What you are asked to do: Emit the data below verbatim, stripping out any pictures.

··· Supplied records ···

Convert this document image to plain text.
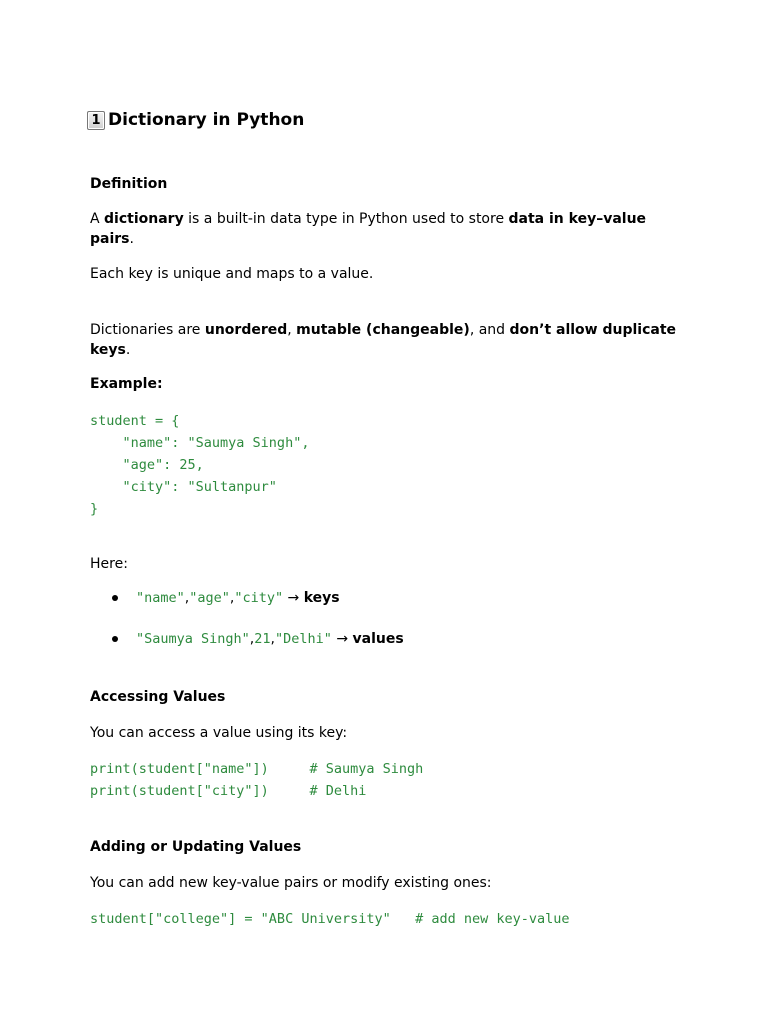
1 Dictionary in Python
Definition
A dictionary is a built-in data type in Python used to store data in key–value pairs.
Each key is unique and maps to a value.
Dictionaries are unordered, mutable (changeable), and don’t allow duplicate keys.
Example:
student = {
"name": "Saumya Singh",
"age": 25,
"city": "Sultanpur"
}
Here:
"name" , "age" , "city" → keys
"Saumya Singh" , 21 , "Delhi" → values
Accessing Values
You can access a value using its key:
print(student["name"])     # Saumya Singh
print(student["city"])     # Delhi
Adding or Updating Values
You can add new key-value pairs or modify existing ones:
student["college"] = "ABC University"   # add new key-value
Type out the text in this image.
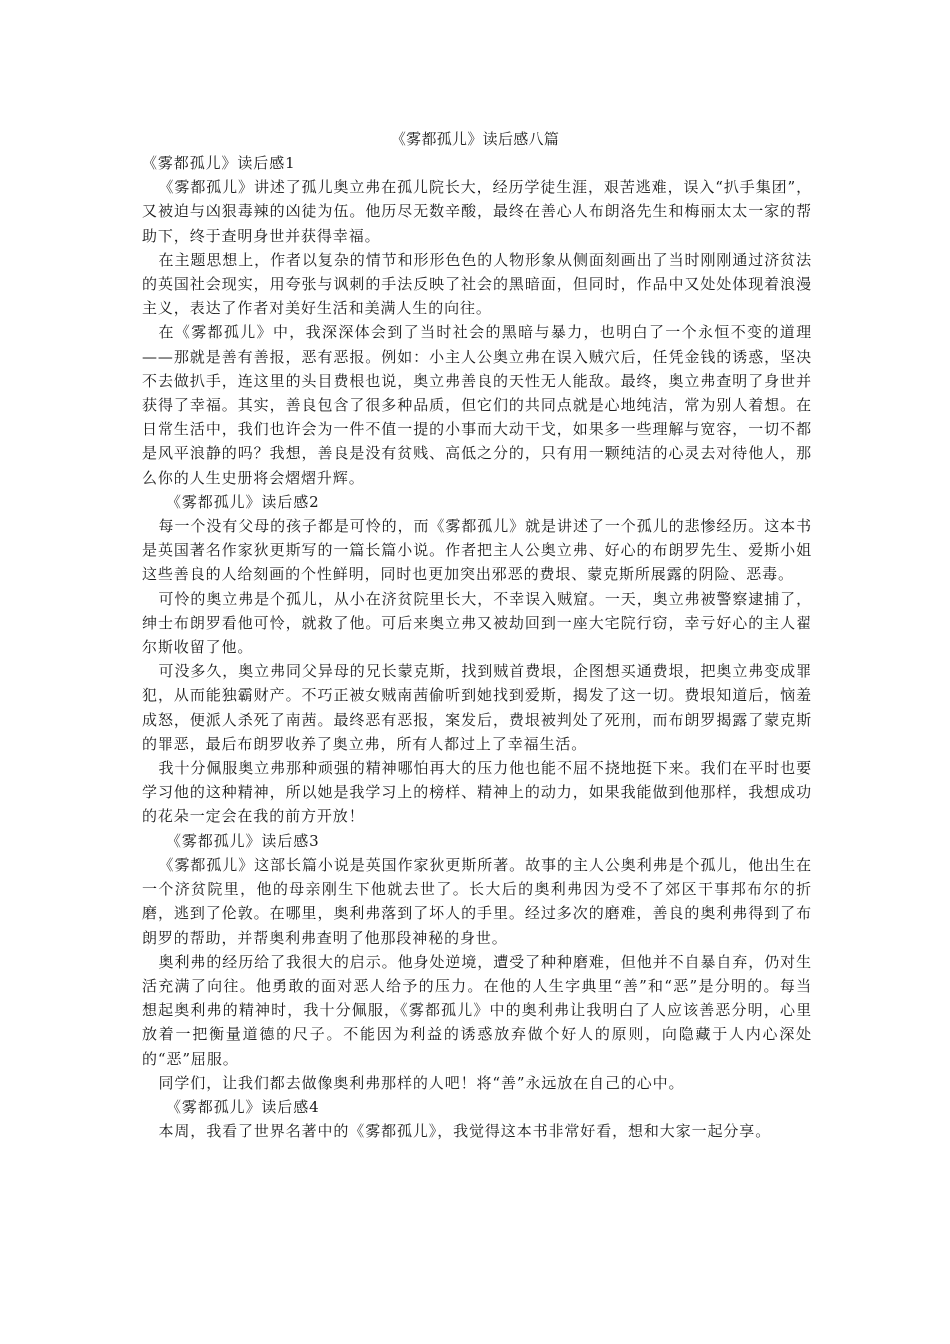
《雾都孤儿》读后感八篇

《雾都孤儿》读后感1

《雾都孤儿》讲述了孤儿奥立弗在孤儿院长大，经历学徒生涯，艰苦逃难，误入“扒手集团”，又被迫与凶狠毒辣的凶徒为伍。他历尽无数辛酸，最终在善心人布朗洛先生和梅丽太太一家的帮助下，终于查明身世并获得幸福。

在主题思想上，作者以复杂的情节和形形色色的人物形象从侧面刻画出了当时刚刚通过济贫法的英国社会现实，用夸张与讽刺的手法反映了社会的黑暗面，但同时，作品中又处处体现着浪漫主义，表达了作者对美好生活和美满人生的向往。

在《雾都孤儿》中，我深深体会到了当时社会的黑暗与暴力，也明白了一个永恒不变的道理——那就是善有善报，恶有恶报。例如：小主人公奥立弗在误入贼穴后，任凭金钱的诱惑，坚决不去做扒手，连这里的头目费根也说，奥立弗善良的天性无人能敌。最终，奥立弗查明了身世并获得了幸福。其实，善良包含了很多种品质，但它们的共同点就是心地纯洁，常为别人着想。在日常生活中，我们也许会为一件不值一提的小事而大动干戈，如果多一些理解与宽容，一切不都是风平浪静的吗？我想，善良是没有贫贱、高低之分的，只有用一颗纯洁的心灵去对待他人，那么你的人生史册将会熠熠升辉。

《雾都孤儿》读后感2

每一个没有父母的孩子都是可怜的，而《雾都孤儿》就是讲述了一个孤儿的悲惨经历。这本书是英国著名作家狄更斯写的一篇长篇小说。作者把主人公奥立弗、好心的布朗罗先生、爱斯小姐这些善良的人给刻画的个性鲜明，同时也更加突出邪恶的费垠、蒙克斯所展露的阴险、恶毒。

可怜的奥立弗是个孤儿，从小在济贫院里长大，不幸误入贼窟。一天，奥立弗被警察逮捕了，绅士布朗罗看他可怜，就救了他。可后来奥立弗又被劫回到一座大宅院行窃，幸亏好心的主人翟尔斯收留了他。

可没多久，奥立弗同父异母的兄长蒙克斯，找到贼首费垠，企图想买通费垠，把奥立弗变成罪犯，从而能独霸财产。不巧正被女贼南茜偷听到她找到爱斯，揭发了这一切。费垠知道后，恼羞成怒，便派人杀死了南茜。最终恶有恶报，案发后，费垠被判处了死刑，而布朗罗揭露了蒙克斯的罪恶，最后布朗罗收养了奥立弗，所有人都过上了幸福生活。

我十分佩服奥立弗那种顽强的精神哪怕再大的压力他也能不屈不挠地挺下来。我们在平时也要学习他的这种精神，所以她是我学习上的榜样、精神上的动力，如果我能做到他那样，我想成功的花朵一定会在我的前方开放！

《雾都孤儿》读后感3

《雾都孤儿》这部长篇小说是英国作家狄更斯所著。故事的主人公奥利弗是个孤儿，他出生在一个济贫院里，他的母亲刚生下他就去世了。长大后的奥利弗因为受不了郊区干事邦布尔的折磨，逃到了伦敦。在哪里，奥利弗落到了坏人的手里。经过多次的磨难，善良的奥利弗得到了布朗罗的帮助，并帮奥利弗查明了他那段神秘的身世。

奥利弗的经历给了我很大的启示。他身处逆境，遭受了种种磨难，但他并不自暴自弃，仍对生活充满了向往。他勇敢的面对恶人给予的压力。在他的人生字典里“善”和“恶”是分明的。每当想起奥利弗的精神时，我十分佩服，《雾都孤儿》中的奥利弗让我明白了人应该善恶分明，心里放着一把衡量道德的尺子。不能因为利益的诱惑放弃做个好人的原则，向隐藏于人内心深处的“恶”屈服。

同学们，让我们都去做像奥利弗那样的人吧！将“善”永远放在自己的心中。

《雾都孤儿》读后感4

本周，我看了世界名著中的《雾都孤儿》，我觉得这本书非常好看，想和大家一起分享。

···

Response for this exercise:
Convert this document image to plain text.
1 Dictionary in Python
Definition
A dictionary is a built-in data type in Python used to store data in key–value pairs.
Each key is unique and maps to a value.
Dictionaries are unordered, mutable (changeable), and don’t allow duplicate keys.
Example:
student = {
"name": "Saumya Singh",
"age": 25,
"city": "Sultanpur"
}
Here:
"name" , "age" , "city" → keys
"Saumya Singh" , 21 , "Delhi" → values
Accessing Values
You can access a value using its key:
print(student["name"])     # Saumya Singh
print(student["city"])     # Delhi
Adding or Updating Values
You can add new key-value pairs or modify existing ones:
student["college"] = "ABC University"   # add new key-value
Type out the text in this image.
《雾都孤儿》读后感八篇

《雾都孤儿》读后感1

《雾都孤儿》讲述了孤儿奥立弗在孤儿院长大，经历学徒生涯，艰苦逃难，误入“扒手集团”，又被迫与凶狠毒辣的凶徒为伍。他历尽无数辛酸，最终在善心人布朗洛先生和梅丽太太一家的帮助下，终于查明身世并获得幸福。

在主题思想上，作者以复杂的情节和形形色色的人物形象从侧面刻画出了当时刚刚通过济贫法的英国社会现实，用夸张与讽刺的手法反映了社会的黑暗面，但同时，作品中又处处体现着浪漫主义，表达了作者对美好生活和美满人生的向往。

在《雾都孤儿》中，我深深体会到了当时社会的黑暗与暴力，也明白了一个永恒不变的道理——那就是善有善报，恶有恶报。例如：小主人公奥立弗在误入贼穴后，任凭金钱的诱惑，坚决不去做扒手，连这里的头目费根也说，奥立弗善良的天性无人能敌。最终，奥立弗查明了身世并获得了幸福。其实，善良包含了很多种品质，但它们的共同点就是心地纯洁，常为别人着想。在日常生活中，我们也许会为一件不值一提的小事而大动干戈，如果多一些理解与宽容，一切不都是风平浪静的吗？我想，善良是没有贫贱、高低之分的，只有用一颗纯洁的心灵去对待他人，那么你的人生史册将会熠熠升辉。

《雾都孤儿》读后感2

每一个没有父母的孩子都是可怜的，而《雾都孤儿》就是讲述了一个孤儿的悲惨经历。这本书是英国著名作家狄更斯写的一篇长篇小说。作者把主人公奥立弗、好心的布朗罗先生、爱斯小姐这些善良的人给刻画的个性鲜明，同时也更加突出邪恶的费垠、蒙克斯所展露的阴险、恶毒。

可怜的奥立弗是个孤儿，从小在济贫院里长大，不幸误入贼窟。一天，奥立弗被警察逮捕了，绅士布朗罗看他可怜，就救了他。可后来奥立弗又被劫回到一座大宅院行窃，幸亏好心的主人翟尔斯收留了他。

可没多久，奥立弗同父异母的兄长蒙克斯，找到贼首费垠，企图想买通费垠，把奥立弗变成罪犯，从而能独霸财产。不巧正被女贼南茜偷听到她找到爱斯，揭发了这一切。费垠知道后，恼羞成怒，便派人杀死了南茜。最终恶有恶报，案发后，费垠被判处了死刑，而布朗罗揭露了蒙克斯的罪恶，最后布朗罗收养了奥立弗，所有人都过上了幸福生活。

我十分佩服奥立弗那种顽强的精神哪怕再大的压力他也能不屈不挠地挺下来。我们在平时也要学习他的这种精神，所以她是我学习上的榜样、精神上的动力，如果我能做到他那样，我想成功的花朵一定会在我的前方开放！

《雾都孤儿》读后感3

《雾都孤儿》这部长篇小说是英国作家狄更斯所著。故事的主人公奥利弗是个孤儿，他出生在一个济贫院里，他的母亲刚生下他就去世了。长大后的奥利弗因为受不了郊区干事邦布尔的折磨，逃到了伦敦。在哪里，奥利弗落到了坏人的手里。经过多次的磨难，善良的奥利弗得到了布朗罗的帮助，并帮奥利弗查明了他那段神秘的身世。

奥利弗的经历给了我很大的启示。他身处逆境，遭受了种种磨难，但他并不自暴自弃，仍对生活充满了向往。他勇敢的面对恶人给予的压力。在他的人生字典里“善”和“恶”是分明的。每当想起奥利弗的精神时，我十分佩服，《雾都孤儿》中的奥利弗让我明白了人应该善恶分明，心里放着一把衡量道德的尺子。不能因为利益的诱惑放弃做个好人的原则，向隐藏于人内心深处的“恶”屈服。

同学们，让我们都去做像奥利弗那样的人吧！将“善”永远放在自己的心中。

《雾都孤儿》读后感4

本周，我看了世界名著中的《雾都孤儿》，我觉得这本书非常好看，想和大家一起分享。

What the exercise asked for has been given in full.